■ **Problem to work on**: Select the lines below containing the word "value".
--- Start ---
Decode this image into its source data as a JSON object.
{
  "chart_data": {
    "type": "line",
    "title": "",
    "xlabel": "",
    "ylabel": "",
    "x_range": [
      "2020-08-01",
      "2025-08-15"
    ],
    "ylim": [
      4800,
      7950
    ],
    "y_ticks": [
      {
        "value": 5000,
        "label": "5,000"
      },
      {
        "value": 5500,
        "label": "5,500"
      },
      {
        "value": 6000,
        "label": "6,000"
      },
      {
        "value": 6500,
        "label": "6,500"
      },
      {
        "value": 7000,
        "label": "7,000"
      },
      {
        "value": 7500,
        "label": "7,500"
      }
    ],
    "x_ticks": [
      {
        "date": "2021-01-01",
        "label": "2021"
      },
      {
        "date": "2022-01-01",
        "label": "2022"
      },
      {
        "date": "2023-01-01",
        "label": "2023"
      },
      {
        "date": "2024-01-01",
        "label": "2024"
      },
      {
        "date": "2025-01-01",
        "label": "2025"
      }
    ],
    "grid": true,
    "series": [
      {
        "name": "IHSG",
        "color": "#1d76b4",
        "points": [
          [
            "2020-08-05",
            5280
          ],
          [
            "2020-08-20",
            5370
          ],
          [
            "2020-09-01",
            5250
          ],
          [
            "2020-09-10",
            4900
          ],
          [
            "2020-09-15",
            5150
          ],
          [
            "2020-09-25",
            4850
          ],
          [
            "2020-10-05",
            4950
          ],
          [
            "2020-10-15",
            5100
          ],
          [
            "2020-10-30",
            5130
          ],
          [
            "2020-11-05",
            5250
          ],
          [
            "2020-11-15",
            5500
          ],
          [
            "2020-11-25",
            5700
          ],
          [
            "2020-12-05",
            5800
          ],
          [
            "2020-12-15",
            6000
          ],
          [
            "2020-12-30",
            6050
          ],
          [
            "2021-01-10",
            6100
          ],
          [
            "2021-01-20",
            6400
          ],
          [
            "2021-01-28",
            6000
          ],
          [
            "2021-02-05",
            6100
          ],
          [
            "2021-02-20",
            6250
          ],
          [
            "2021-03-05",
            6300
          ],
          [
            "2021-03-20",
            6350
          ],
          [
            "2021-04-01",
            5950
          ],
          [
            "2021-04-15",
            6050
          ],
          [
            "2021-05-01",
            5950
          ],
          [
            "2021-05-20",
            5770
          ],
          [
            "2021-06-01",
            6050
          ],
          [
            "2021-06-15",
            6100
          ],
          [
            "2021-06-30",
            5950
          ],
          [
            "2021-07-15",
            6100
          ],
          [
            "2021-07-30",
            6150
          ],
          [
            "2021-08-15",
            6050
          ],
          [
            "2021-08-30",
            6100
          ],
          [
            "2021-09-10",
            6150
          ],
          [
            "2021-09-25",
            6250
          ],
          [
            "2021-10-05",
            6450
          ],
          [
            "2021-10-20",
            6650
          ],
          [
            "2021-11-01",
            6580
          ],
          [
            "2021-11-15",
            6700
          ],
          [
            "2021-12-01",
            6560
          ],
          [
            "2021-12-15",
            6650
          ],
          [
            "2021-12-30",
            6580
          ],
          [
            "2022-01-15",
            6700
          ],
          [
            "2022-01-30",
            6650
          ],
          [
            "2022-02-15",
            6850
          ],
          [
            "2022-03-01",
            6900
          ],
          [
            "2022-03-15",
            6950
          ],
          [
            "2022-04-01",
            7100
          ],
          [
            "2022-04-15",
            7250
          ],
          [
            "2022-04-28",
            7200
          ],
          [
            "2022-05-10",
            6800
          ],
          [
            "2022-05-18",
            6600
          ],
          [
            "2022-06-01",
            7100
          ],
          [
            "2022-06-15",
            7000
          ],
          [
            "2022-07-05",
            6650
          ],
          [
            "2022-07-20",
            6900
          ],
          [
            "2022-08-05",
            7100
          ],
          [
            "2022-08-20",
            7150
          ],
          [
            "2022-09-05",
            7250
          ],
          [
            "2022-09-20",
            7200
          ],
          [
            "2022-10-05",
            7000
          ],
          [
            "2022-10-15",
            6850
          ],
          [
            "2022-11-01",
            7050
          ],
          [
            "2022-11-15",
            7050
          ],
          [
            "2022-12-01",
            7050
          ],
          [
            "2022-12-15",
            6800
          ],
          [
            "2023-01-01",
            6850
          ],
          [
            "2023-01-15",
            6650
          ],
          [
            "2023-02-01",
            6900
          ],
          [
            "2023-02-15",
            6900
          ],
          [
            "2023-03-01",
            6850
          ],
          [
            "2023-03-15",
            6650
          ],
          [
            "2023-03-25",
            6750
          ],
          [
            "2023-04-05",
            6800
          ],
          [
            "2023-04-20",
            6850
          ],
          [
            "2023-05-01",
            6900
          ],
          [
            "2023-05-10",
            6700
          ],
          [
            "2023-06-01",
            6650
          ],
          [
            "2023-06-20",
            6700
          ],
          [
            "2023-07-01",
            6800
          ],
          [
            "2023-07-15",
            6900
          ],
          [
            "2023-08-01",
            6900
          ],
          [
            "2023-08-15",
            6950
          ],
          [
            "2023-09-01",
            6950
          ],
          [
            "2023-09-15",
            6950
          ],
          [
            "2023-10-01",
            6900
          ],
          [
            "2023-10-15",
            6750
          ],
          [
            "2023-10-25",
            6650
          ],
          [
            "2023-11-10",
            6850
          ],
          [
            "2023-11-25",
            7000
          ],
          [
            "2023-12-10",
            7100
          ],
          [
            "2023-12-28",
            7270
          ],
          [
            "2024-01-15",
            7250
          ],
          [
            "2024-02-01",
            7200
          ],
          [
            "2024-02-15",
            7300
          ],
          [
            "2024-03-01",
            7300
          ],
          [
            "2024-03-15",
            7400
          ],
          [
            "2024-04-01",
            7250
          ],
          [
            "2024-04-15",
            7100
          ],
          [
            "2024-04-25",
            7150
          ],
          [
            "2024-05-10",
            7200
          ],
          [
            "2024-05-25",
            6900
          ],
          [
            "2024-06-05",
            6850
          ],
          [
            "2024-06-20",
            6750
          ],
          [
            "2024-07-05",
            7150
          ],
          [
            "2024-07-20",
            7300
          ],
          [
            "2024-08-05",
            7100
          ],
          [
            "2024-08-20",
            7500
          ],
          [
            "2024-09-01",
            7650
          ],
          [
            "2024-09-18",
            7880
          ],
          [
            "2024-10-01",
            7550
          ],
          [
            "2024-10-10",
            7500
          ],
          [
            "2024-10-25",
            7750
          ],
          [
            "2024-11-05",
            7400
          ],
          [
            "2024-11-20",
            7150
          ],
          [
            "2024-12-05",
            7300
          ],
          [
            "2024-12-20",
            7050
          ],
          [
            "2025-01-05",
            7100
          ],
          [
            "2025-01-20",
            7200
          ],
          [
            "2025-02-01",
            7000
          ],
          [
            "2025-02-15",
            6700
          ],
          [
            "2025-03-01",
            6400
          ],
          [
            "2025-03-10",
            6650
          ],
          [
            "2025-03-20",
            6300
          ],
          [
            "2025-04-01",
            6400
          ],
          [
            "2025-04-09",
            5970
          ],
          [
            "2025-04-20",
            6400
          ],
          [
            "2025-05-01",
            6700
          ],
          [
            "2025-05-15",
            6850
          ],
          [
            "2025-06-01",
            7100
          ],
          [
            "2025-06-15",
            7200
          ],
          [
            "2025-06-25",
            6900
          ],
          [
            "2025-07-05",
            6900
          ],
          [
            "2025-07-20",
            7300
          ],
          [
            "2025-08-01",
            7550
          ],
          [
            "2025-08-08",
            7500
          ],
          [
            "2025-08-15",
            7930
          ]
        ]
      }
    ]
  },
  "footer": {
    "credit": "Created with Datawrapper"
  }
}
--- End ---
■ **Written reply**:
        "value": 5000,
        "value": 5500,
        "value": 6000,
        "value": 6500,
        "value": 7000,
        "value": 7500,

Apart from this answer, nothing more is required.